• _Goal_
Copy every line of the listing that holds the string "Использовать".

[Extracted data entries]

########

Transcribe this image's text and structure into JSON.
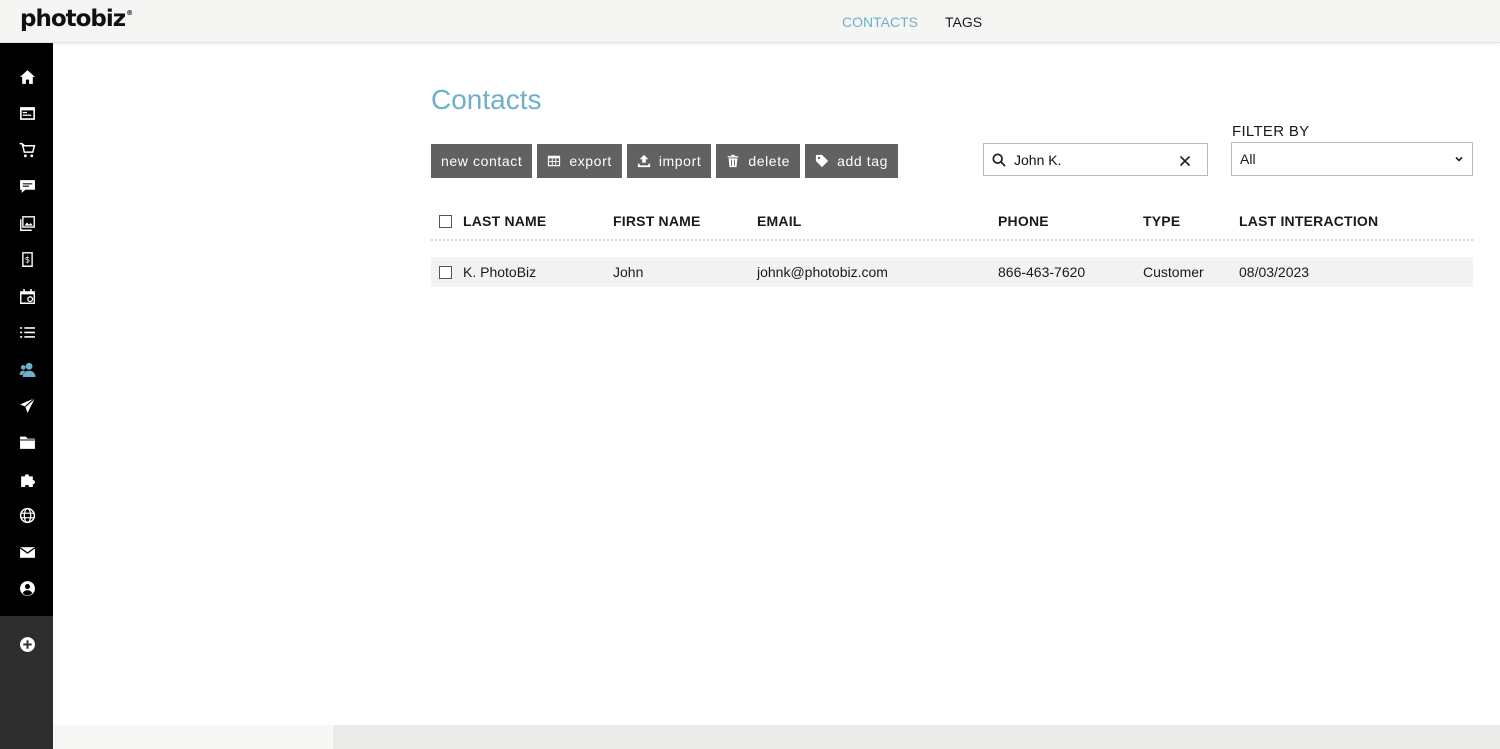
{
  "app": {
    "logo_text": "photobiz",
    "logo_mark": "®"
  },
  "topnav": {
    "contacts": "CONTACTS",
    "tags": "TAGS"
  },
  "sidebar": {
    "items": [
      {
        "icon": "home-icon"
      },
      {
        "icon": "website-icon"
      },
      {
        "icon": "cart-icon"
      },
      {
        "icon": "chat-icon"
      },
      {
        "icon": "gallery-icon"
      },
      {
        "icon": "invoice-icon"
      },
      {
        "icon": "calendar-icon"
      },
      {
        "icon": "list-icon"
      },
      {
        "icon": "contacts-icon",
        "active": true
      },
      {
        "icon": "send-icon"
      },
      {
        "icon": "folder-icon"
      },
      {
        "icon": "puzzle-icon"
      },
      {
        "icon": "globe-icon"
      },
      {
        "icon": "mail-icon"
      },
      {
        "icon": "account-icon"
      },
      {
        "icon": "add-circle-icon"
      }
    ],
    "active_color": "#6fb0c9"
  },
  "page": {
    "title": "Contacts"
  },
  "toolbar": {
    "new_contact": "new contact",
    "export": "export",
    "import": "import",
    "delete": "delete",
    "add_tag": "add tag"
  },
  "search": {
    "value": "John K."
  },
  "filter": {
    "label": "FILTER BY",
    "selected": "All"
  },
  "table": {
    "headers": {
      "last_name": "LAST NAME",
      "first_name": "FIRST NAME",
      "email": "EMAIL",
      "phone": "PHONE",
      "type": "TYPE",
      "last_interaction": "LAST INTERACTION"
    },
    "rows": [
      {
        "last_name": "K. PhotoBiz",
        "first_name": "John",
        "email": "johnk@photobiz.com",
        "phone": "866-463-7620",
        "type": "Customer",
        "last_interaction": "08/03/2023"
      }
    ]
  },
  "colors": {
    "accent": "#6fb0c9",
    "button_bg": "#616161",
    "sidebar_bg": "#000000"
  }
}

########

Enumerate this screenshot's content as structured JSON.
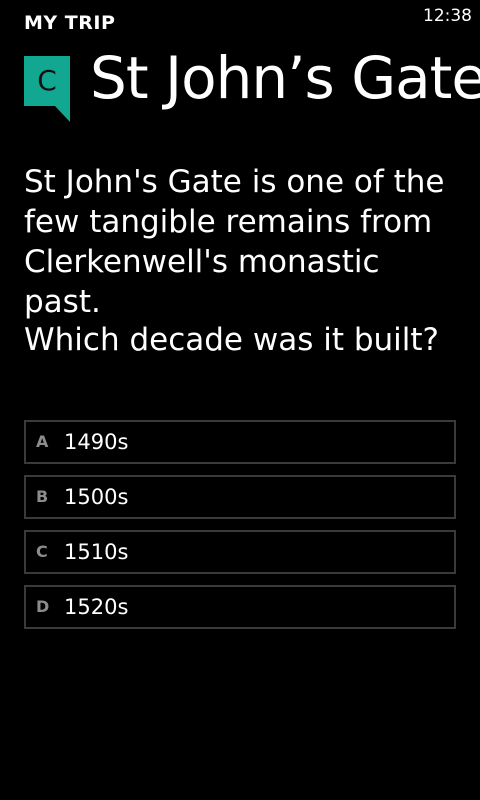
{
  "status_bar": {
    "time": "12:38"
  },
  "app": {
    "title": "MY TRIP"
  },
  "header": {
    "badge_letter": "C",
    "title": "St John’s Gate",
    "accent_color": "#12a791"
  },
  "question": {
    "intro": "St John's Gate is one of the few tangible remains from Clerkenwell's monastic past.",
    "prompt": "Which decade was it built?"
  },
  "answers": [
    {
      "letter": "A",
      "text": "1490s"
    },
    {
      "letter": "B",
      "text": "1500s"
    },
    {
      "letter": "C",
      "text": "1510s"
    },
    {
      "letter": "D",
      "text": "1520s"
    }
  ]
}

########

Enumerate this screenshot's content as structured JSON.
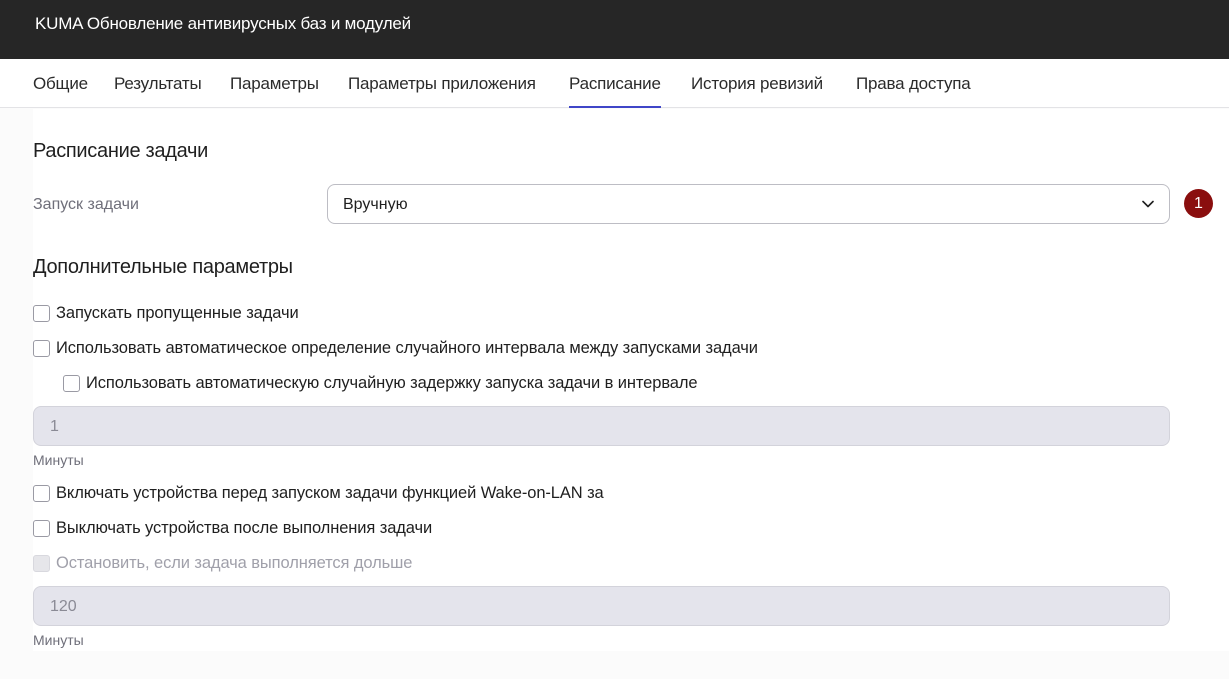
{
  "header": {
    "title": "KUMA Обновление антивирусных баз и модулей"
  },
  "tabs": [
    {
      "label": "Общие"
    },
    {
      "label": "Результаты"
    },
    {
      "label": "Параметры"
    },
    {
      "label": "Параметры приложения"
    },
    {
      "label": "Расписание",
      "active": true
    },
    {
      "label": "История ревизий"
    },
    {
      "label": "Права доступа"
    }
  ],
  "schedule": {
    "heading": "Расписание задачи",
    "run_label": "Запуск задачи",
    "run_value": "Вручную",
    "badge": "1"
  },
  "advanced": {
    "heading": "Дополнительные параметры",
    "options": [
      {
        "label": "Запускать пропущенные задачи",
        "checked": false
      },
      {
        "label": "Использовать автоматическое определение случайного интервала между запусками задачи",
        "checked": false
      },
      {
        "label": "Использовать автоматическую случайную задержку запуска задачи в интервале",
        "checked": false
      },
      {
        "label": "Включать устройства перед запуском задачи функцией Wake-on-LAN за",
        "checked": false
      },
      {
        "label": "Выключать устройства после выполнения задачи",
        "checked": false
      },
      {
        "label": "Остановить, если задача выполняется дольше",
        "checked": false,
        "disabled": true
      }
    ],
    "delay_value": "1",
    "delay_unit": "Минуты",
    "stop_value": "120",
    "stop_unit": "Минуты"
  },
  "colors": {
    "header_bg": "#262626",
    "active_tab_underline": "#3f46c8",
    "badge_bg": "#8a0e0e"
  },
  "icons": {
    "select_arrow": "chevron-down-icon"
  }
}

########

• _Response to this task_
        "label": "Использовать автоматическое определение случайного интервала между запусками задачи",
        "label": "Использовать автоматическую случайную задержку запуска задачи в интервале",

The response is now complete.